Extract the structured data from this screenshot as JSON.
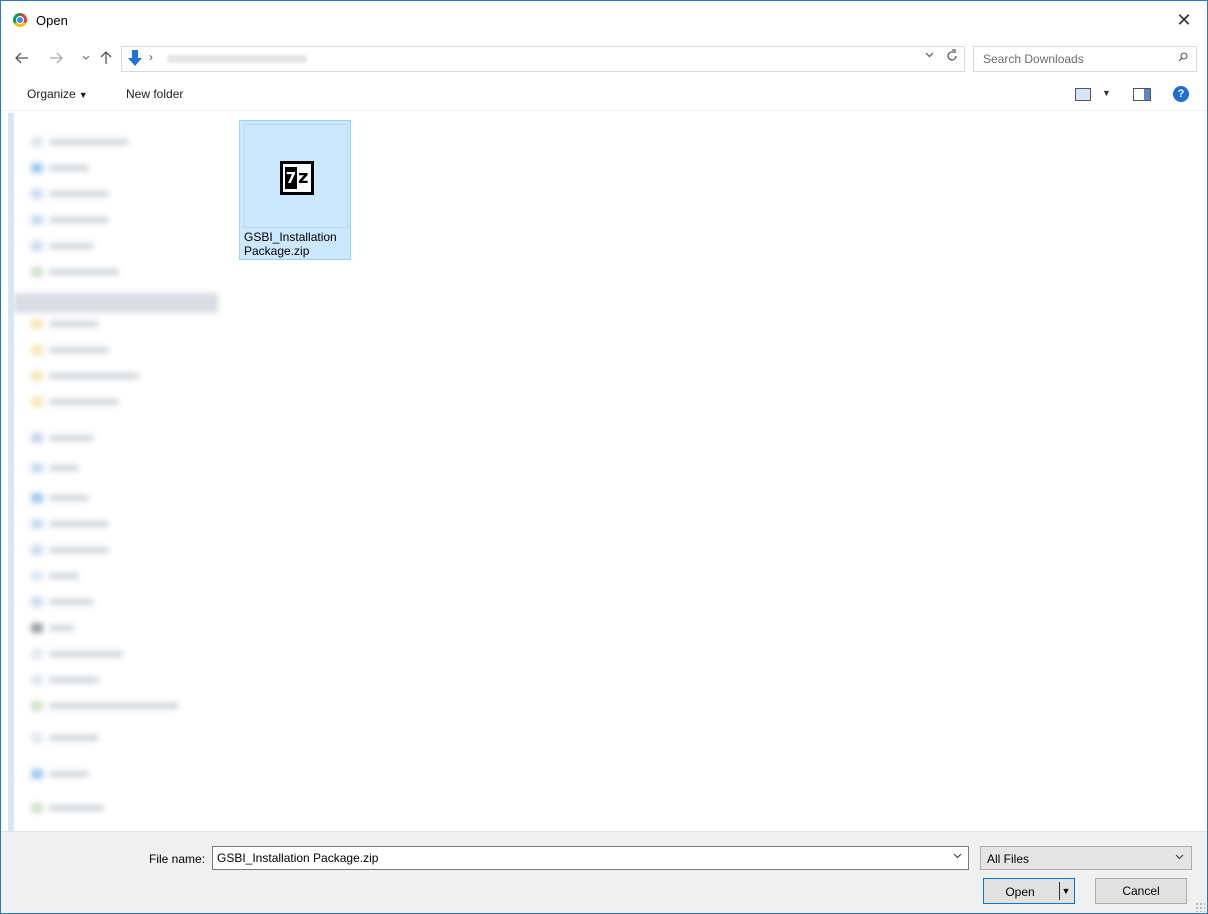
{
  "window": {
    "title": "Open",
    "close_label": "✕"
  },
  "nav": {
    "back_icon": "arrow-left-icon",
    "forward_icon": "arrow-right-icon",
    "up_icon": "arrow-up-icon",
    "address_separator": "›",
    "search_placeholder": "Search Downloads"
  },
  "toolbar": {
    "organize_label": "Organize",
    "new_folder_label": "New folder",
    "help_label": "?"
  },
  "files": [
    {
      "name": "GSBI_Installation Package.zip",
      "display_name": "GSBI_Installation Package.zip",
      "selected": true,
      "icon": "7zip-archive-icon"
    }
  ],
  "bottom": {
    "file_name_label": "File name:",
    "file_name_value": "GSBI_Installation Package.zip",
    "file_type_value": "All Files",
    "open_label": "Open",
    "cancel_label": "Cancel"
  },
  "colors": {
    "selection_bg": "#cce8ff",
    "selection_border": "#99d1ff",
    "accent": "#0078d7",
    "window_border": "#2b79c2"
  }
}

§ §

Problem description:
Transcribe all the records above word for word, without their images.

Solution:
Extract the structured data from this screenshot as JSON.
{
  "window": {
    "title": "Open",
    "close_label": "✕"
  },
  "nav": {
    "back_icon": "arrow-left-icon",
    "forward_icon": "arrow-right-icon",
    "up_icon": "arrow-up-icon",
    "address_separator": "›",
    "search_placeholder": "Search Downloads"
  },
  "toolbar": {
    "organize_label": "Organize",
    "new_folder_label": "New folder",
    "help_label": "?"
  },
  "files": [
    {
      "name": "GSBI_Installation Package.zip",
      "display_name": "GSBI_Installation Package.zip",
      "selected": true,
      "icon": "7zip-archive-icon"
    }
  ],
  "bottom": {
    "file_name_label": "File name:",
    "file_name_value": "GSBI_Installation Package.zip",
    "file_type_value": "All Files",
    "open_label": "Open",
    "cancel_label": "Cancel"
  },
  "colors": {
    "selection_bg": "#cce8ff",
    "selection_border": "#99d1ff",
    "accent": "#0078d7",
    "window_border": "#2b79c2"
  }
}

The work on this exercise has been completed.